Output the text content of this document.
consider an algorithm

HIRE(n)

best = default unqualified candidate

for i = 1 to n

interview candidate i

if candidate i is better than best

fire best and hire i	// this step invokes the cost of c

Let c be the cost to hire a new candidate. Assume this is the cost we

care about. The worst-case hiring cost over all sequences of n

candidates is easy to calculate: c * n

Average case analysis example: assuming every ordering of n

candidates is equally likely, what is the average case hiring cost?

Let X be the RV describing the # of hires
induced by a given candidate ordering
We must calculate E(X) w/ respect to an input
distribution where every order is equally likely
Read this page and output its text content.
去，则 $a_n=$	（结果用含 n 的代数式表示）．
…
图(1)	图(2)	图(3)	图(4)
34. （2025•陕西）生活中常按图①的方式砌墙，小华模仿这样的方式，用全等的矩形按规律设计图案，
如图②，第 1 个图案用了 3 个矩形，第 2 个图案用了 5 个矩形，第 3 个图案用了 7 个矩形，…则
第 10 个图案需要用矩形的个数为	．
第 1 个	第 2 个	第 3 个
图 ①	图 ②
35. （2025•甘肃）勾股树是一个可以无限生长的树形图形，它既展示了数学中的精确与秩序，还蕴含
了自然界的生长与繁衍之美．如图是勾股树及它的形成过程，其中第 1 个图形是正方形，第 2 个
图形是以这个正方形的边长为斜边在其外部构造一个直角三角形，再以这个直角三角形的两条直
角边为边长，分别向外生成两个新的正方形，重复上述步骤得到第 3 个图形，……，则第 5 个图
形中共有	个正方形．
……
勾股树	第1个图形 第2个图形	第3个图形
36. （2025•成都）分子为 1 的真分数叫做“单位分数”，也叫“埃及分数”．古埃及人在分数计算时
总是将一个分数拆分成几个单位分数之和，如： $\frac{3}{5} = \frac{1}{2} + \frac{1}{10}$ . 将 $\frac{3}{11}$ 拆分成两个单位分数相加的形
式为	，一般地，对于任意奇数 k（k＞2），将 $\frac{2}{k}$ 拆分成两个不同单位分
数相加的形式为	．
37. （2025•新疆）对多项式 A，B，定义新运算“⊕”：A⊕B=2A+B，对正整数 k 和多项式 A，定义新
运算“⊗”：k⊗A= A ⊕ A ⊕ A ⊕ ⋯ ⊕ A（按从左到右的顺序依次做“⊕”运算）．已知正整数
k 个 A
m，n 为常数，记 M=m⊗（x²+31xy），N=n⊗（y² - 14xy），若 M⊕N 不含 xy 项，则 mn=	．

..........

# Task
Where a line of the records above holds the word "text", copy that line.

# Exercise output
Output the text content of this document.
Read this page and output its text content.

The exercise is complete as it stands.